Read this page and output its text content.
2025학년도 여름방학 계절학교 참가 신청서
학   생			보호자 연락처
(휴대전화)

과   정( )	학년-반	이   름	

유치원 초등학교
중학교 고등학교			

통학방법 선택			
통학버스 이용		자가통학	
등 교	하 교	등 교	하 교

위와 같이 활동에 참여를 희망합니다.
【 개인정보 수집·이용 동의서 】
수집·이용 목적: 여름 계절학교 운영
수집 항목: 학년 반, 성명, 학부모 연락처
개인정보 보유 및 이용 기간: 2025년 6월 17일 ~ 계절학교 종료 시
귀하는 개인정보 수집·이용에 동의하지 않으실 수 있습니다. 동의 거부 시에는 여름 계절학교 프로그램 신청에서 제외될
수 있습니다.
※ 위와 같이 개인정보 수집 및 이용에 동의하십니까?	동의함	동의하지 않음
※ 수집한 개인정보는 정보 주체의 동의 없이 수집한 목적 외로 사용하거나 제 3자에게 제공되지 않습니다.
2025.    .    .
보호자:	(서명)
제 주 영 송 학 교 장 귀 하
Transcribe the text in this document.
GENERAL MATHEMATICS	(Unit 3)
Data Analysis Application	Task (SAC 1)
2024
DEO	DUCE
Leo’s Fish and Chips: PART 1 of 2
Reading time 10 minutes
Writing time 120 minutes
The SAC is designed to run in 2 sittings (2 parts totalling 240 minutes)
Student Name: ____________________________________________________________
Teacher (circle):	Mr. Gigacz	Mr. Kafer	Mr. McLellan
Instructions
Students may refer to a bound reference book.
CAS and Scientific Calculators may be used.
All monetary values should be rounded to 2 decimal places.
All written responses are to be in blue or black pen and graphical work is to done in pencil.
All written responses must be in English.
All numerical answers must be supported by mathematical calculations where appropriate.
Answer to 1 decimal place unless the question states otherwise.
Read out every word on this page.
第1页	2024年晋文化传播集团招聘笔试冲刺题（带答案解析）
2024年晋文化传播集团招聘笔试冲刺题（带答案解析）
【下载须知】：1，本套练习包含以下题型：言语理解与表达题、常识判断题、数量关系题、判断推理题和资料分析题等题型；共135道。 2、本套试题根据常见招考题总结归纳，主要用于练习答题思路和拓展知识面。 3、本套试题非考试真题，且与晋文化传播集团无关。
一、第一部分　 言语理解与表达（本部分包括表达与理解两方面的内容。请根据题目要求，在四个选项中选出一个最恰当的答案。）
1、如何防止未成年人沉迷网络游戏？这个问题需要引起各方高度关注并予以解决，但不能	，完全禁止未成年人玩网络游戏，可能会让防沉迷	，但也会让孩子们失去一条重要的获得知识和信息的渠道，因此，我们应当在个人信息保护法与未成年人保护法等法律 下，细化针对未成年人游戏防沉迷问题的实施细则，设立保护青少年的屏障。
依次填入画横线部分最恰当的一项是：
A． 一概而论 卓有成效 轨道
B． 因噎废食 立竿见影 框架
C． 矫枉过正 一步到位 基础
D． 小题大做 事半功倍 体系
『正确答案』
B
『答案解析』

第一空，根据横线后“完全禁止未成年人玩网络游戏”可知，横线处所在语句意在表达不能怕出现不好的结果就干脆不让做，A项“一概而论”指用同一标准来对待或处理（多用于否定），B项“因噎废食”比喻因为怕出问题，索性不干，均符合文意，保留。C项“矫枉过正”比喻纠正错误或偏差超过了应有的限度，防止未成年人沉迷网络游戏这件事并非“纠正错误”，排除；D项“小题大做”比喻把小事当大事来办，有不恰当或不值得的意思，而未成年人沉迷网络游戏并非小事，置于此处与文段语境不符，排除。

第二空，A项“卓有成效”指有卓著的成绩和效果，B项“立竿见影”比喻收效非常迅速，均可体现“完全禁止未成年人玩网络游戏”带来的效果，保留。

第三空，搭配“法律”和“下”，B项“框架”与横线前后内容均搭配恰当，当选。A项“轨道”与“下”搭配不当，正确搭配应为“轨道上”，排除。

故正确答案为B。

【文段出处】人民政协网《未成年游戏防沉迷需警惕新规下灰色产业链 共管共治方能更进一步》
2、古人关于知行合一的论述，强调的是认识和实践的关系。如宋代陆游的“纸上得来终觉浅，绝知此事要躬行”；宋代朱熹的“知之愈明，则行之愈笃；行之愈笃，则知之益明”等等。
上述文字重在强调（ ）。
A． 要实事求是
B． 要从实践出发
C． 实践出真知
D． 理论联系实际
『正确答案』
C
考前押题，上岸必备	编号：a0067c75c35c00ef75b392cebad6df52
- - - - - - -
■ What the task asks: Transcribe each record exactly. Leave nothing out.

■ Result:
Read this page and output its text content.
2025학년도 여름방학 계절학교 참가 신청서
학   생			보호자 연락처
(휴대전화)

과   정( )	학년-반	이   름	

유치원 초등학교
중학교 고등학교			

통학방법 선택			
통학버스 이용		자가통학	
등 교	하 교	등 교	하 교

위와 같이 활동에 참여를 희망합니다.
【 개인정보 수집·이용 동의서 】
수집·이용 목적: 여름 계절학교 운영
수집 항목: 학년 반, 성명, 학부모 연락처
개인정보 보유 및 이용 기간: 2025년 6월 17일 ~ 계절학교 종료 시
귀하는 개인정보 수집·이용에 동의하지 않으실 수 있습니다. 동의 거부 시에는 여름 계절학교 프로그램 신청에서 제외될
수 있습니다.
※ 위와 같이 개인정보 수집 및 이용에 동의하십니까?	동의함	동의하지 않음
※ 수집한 개인정보는 정보 주체의 동의 없이 수집한 목적 외로 사용하거나 제 3자에게 제공되지 않습니다.
2025.    .    .
보호자:	(서명)
제 주 영 송 학 교 장 귀 하
Transcribe the text in this document.
GENERAL MATHEMATICS	(Unit 3)
Data Analysis Application	Task (SAC 1)
2024
DEO	DUCE
Leo’s Fish and Chips: PART 1 of 2
Reading time 10 minutes
Writing time 120 minutes
The SAC is designed to run in 2 sittings (2 parts totalling 240 minutes)
Student Name: ____________________________________________________________
Teacher (circle):	Mr. Gigacz	Mr. Kafer	Mr. McLellan
Instructions
Students may refer to a bound reference book.
CAS and Scientific Calculators may be used.
All monetary values should be rounded to 2 decimal places.
All written responses are to be in blue or black pen and graphical work is to done in pencil.
All written responses must be in English.
All numerical answers must be supported by mathematical calculations where appropriate.
Answer to 1 decimal place unless the question states otherwise.
Read out every word on this page.
第1页	2024年晋文化传播集团招聘笔试冲刺题（带答案解析）
2024年晋文化传播集团招聘笔试冲刺题（带答案解析）
【下载须知】：1，本套练习包含以下题型：言语理解与表达题、常识判断题、数量关系题、判断推理题和资料分析题等题型；共135道。 2、本套试题根据常见招考题总结归纳，主要用于练习答题思路和拓展知识面。 3、本套试题非考试真题，且与晋文化传播集团无关。
一、第一部分　 言语理解与表达（本部分包括表达与理解两方面的内容。请根据题目要求，在四个选项中选出一个最恰当的答案。）
1、如何防止未成年人沉迷网络游戏？这个问题需要引起各方高度关注并予以解决，但不能	，完全禁止未成年人玩网络游戏，可能会让防沉迷	，但也会让孩子们失去一条重要的获得知识和信息的渠道，因此，我们应当在个人信息保护法与未成年人保护法等法律 下，细化针对未成年人游戏防沉迷问题的实施细则，设立保护青少年的屏障。
依次填入画横线部分最恰当的一项是：
A． 一概而论 卓有成效 轨道
B． 因噎废食 立竿见影 框架
C． 矫枉过正 一步到位 基础
D． 小题大做 事半功倍 体系
『正确答案』
B
『答案解析』

第一空，根据横线后“完全禁止未成年人玩网络游戏”可知，横线处所在语句意在表达不能怕出现不好的结果就干脆不让做，A项“一概而论”指用同一标准来对待或处理（多用于否定），B项“因噎废食”比喻因为怕出问题，索性不干，均符合文意，保留。C项“矫枉过正”比喻纠正错误或偏差超过了应有的限度，防止未成年人沉迷网络游戏这件事并非“纠正错误”，排除；D项“小题大做”比喻把小事当大事来办，有不恰当或不值得的意思，而未成年人沉迷网络游戏并非小事，置于此处与文段语境不符，排除。

第二空，A项“卓有成效”指有卓著的成绩和效果，B项“立竿见影”比喻收效非常迅速，均可体现“完全禁止未成年人玩网络游戏”带来的效果，保留。

第三空，搭配“法律”和“下”，B项“框架”与横线前后内容均搭配恰当，当选。A项“轨道”与“下”搭配不当，正确搭配应为“轨道上”，排除。

故正确答案为B。

【文段出处】人民政协网《未成年游戏防沉迷需警惕新规下灰色产业链 共管共治方能更进一步》
2、古人关于知行合一的论述，强调的是认识和实践的关系。如宋代陆游的“纸上得来终觉浅，绝知此事要躬行”；宋代朱熹的“知之愈明，则行之愈笃；行之愈笃，则知之益明”等等。
上述文字重在强调（ ）。
A． 要实事求是
B． 要从实践出发
C． 实践出真知
D． 理论联系实际
『正确答案』
C
考前押题，上岸必备	编号：a0067c75c35c00ef75b392cebad6df52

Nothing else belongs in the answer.